> [Problem to solve]:
Every line below should be repeated exactly.

> [Given data]:
::::::
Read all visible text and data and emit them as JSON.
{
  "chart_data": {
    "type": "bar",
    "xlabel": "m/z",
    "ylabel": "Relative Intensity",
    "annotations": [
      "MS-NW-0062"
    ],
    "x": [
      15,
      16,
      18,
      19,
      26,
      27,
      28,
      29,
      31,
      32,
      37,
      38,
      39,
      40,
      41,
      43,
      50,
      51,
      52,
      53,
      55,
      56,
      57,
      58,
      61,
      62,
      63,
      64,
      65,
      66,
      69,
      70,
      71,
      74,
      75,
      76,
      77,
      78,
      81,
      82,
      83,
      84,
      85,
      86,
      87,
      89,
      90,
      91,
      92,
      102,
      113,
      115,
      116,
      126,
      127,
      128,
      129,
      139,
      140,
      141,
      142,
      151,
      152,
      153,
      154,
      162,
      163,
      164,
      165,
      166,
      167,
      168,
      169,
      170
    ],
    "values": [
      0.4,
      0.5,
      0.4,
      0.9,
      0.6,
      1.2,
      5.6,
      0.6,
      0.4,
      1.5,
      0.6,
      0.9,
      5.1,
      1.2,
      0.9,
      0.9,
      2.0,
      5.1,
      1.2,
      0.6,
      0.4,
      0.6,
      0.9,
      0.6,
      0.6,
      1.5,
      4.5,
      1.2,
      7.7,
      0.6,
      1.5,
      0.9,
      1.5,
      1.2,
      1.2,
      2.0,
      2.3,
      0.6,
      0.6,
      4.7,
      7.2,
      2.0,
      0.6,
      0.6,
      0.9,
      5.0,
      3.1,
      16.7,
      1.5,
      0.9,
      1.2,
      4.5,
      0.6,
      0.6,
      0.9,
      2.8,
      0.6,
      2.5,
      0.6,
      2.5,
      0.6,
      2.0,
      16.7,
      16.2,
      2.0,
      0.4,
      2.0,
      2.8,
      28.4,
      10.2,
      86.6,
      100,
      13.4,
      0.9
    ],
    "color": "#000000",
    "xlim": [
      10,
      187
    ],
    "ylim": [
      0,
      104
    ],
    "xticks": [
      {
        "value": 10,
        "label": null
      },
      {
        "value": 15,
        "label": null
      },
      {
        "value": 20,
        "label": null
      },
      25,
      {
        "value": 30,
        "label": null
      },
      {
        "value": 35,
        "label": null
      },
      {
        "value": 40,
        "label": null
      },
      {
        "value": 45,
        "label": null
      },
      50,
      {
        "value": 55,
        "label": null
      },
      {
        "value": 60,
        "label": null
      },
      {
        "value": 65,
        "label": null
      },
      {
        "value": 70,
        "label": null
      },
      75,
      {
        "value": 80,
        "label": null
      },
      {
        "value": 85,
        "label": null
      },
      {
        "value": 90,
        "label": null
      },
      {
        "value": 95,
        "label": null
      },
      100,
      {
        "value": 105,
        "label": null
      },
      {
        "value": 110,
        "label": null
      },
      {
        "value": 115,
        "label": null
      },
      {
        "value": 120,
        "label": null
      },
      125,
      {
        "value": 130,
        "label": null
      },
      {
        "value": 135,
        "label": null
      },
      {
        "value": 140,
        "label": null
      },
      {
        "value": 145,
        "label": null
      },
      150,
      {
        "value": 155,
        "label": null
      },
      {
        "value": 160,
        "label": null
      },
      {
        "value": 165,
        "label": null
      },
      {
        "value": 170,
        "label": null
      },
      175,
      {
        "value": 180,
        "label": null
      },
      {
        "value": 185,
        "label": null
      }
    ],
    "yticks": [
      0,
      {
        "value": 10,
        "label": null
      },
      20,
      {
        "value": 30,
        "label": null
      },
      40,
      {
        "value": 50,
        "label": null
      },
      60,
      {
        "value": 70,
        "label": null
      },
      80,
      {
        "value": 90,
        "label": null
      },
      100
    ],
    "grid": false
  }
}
::::::
> [Finished exercise]:
Read all visible text and data and emit them as JSON.
{
  "chart_data": {
    "type": "bar",
    "xlabel": "m/z",
    "ylabel": "Relative Intensity",
    "annotations": [
      "MS-NW-0062"
    ],
    "x": [
      15,
      16,
      18,
      19,
      26,
      27,
      28,
      29,
      31,
      32,
      37,
      38,
      39,
      40,
      41,
      43,
      50,
      51,
      52,
      53,
      55,
      56,
      57,
      58,
      61,
      62,
      63,
      64,
      65,
      66,
      69,
      70,
      71,
      74,
      75,
      76,
      77,
      78,
      81,
      82,
      83,
      84,
      85,
      86,
      87,
      89,
      90,
      91,
      92,
      102,
      113,
      115,
      116,
      126,
      127,
      128,
      129,
      139,
      140,
      141,
      142,
      151,
      152,
      153,
      154,
      162,
      163,
      164,
      165,
      166,
      167,
      168,
      169,
      170
    ],
    "values": [
      0.4,
      0.5,
      0.4,
      0.9,
      0.6,
      1.2,
      5.6,
      0.6,
      0.4,
      1.5,
      0.6,
      0.9,
      5.1,
      1.2,
      0.9,
      0.9,
      2.0,
      5.1,
      1.2,
      0.6,
      0.4,
      0.6,
      0.9,
      0.6,
      0.6,
      1.5,
      4.5,
      1.2,
      7.7,
      0.6,
      1.5,
      0.9,
      1.5,
      1.2,
      1.2,
      2.0,
      2.3,
      0.6,
      0.6,
      4.7,
      7.2,
      2.0,
      0.6,
      0.6,
      0.9,
      5.0,
      3.1,
      16.7,
      1.5,
      0.9,
      1.2,
      4.5,
      0.6,
      0.6,
      0.9,
      2.8,
      0.6,
      2.5,
      0.6,
      2.5,
      0.6,
      2.0,
      16.7,
      16.2,
      2.0,
      0.4,
      2.0,
      2.8,
      28.4,
      10.2,
      86.6,
      100,
      13.4,
      0.9
    ],
    "color": "#000000",
    "xlim": [
      10,
      187
    ],
    "ylim": [
      0,
      104
    ],
    "xticks": [
      {
        "value": 10,
        "label": null
      },
      {
        "value": 15,
        "label": null
      },
      {
        "value": 20,
        "label": null
      },
      25,
      {
        "value": 30,
        "label": null
      },
      {
        "value": 35,
        "label": null
      },
      {
        "value": 40,
        "label": null
      },
      {
        "value": 45,
        "label": null
      },
      50,
      {
        "value": 55,
        "label": null
      },
      {
        "value": 60,
        "label": null
      },
      {
        "value": 65,
        "label": null
      },
      {
        "value": 70,
        "label": null
      },
      75,
      {
        "value": 80,
        "label": null
      },
      {
        "value": 85,
        "label": null
      },
      {
        "value": 90,
        "label": null
      },
      {
        "value": 95,
        "label": null
      },
      100,
      {
        "value": 105,
        "label": null
      },
      {
        "value": 110,
        "label": null
      },
      {
        "value": 115,
        "label": null
      },
      {
        "value": 120,
        "label": null
      },
      125,
      {
        "value": 130,
        "label": null
      },
      {
        "value": 135,
        "label": null
      },
      {
        "value": 140,
        "label": null
      },
      {
        "value": 145,
        "label": null
      },
      150,
      {
        "value": 155,
        "label": null
      },
      {
        "value": 160,
        "label": null
      },
      {
        "value": 165,
        "label": null
      },
      {
        "value": 170,
        "label": null
      },
      175,
      {
        "value": 180,
        "label": null
      },
      {
        "value": 185,
        "label": null
      }
    ],
    "yticks": [
      0,
      {
        "value": 10,
        "label": null
      },
      20,
      {
        "value": 30,
        "label": null
      },
      40,
      {
        "value": 50,
        "label": null
      },
      60,
      {
        "value": 70,
        "label": null
      },
      80,
      {
        "value": 90,
        "label": null
      },
      100
    ],
    "grid": false
  }
}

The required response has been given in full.